» EXERCISE DESCRIPTION
In the listing below, locate the lines bearing the word "These". Copy every one of them.

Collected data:
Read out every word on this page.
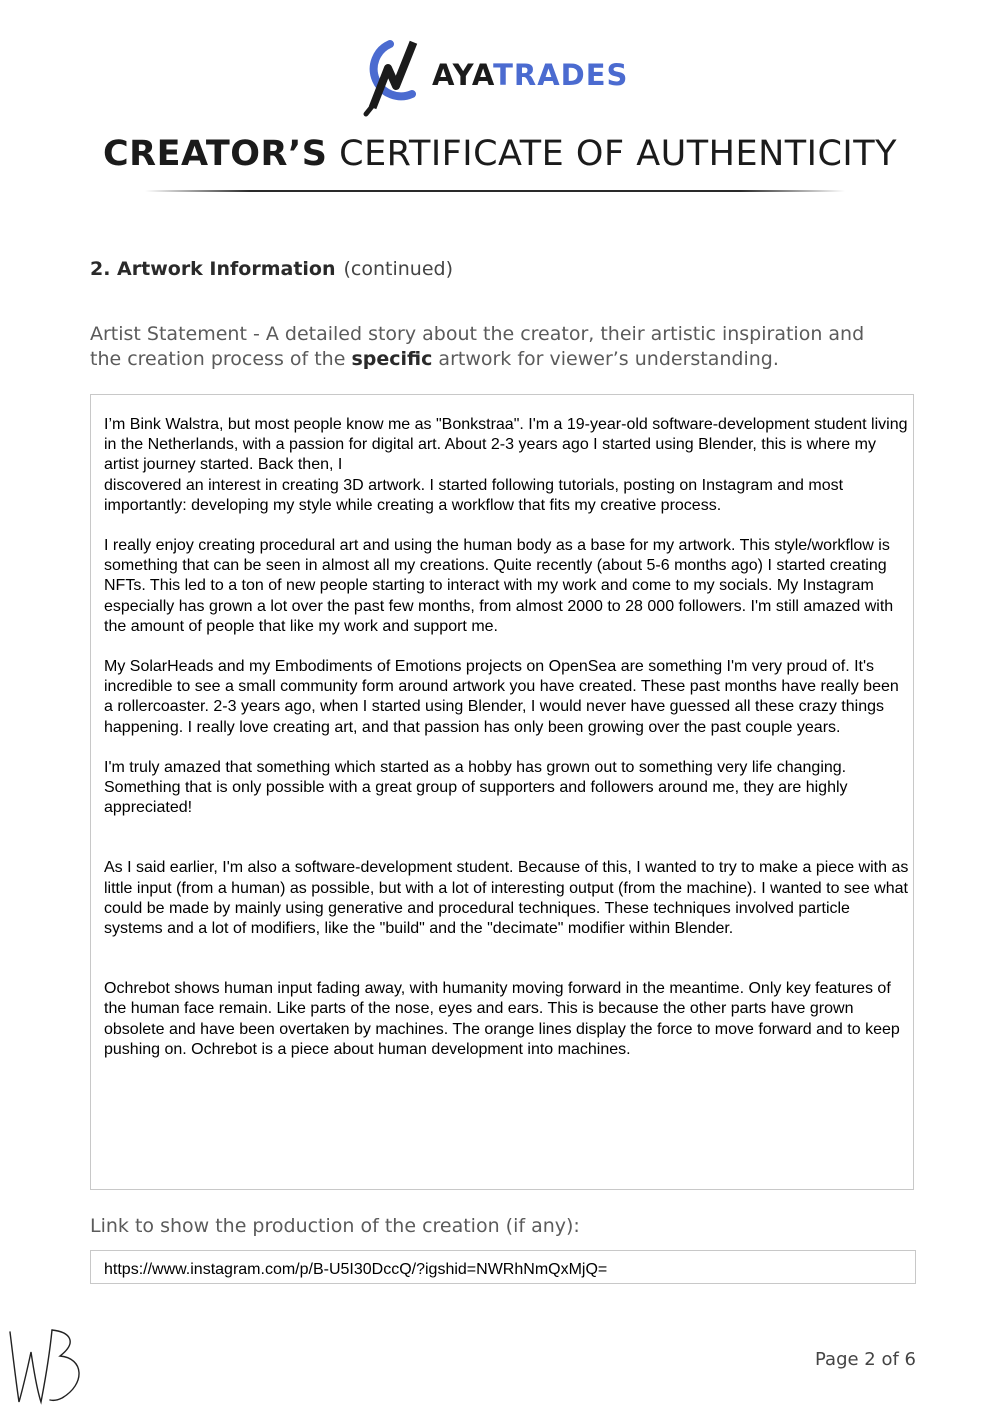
AYATRADES
CREATOR’S CERTIFICATE OF AUTHENTICITY
2. Artwork Information (continued)
Artist Statement - A detailed story about the creator, their artistic inspiration and the creation process of the specific artwork for viewer’s understanding.

I’m Bink Walstra, but most people know me as "Bonkstraa". I'm a 19-year-old software-development student living in the Netherlands, with a passion for digital art. About 2-3 years ago I started using Blender, this is where my artist journey started. Back then, I
discovered an interest in creating 3D artwork. I started following tutorials, posting on Instagram and most importantly: developing my style while creating a workflow that fits my creative process.

I really enjoy creating procedural art and using the human body as a base for my artwork. This style/workflow is something that can be seen in almost all my creations. Quite recently (about 5-6 months ago) I started creating NFTs. This led to a ton of new people starting to interact with my work and come to my socials. My Instagram especially has grown a lot over the past few months, from almost 2000 to 28 000 followers. I'm still amazed with the amount of people that like my work and support me.

My SolarHeads and my Embodiments of Emotions projects on OpenSea are something I'm very proud of. It's incredible to see a small community form around artwork you have created. These past months have really been a rollercoaster. 2-3 years ago, when I started using Blender, I would never have guessed all these crazy things happening. I really love creating art, and that passion has only been growing over the past couple years.

I'm truly amazed that something which started as a hobby has grown out to something very life changing. Something that is only possible with a great group of supporters and followers around me, they are highly appreciated!

As I said earlier, I'm also a software-development student. Because of this, I wanted to try to make a piece with as little input (from a human) as possible, but with a lot of interesting output (from the machine). I wanted to see what could be made by mainly using generative and procedural techniques. These techniques involved particle systems and a lot of modifiers, like the "build" and the "decimate" modifier within Blender.

Ochrebot shows human input fading away, with humanity moving forward in the meantime. Only key features of the human face remain. Like parts of the nose, eyes and ears. This is because the other parts have grown obsolete and have been overtaken by machines. The orange lines display the force to move forward and to keep pushing on. Ochrebot is a piece about human development into machines.

Link to show the production of the creation (if any):
https://www.instagram.com/p/B-U5I30DccQ/?igshid=NWRhNmQxMjQ=
Page 2 of 6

» RESPONSE FOR THIS EXERCISE
My SolarHeads and my Embodiments of Emotions projects on OpenSea are something I'm very proud of. It's incredible to see a small community form around artwork you have created. These past months have really been a rollercoaster. 2-3 years ago, when I started using Blender, I would never have guessed all these crazy things happening. I really love creating art, and that passion has only been growing over the past couple years.
As I said earlier, I'm also a software-development student. Because of this, I wanted to try to make a piece with as little input (from a human) as possible, but with a lot of interesting output (from the machine). I wanted to see what could be made by mainly using generative and procedural techniques. These techniques involved particle systems and a lot of modifiers, like the "build" and the "decimate" modifier within Blender.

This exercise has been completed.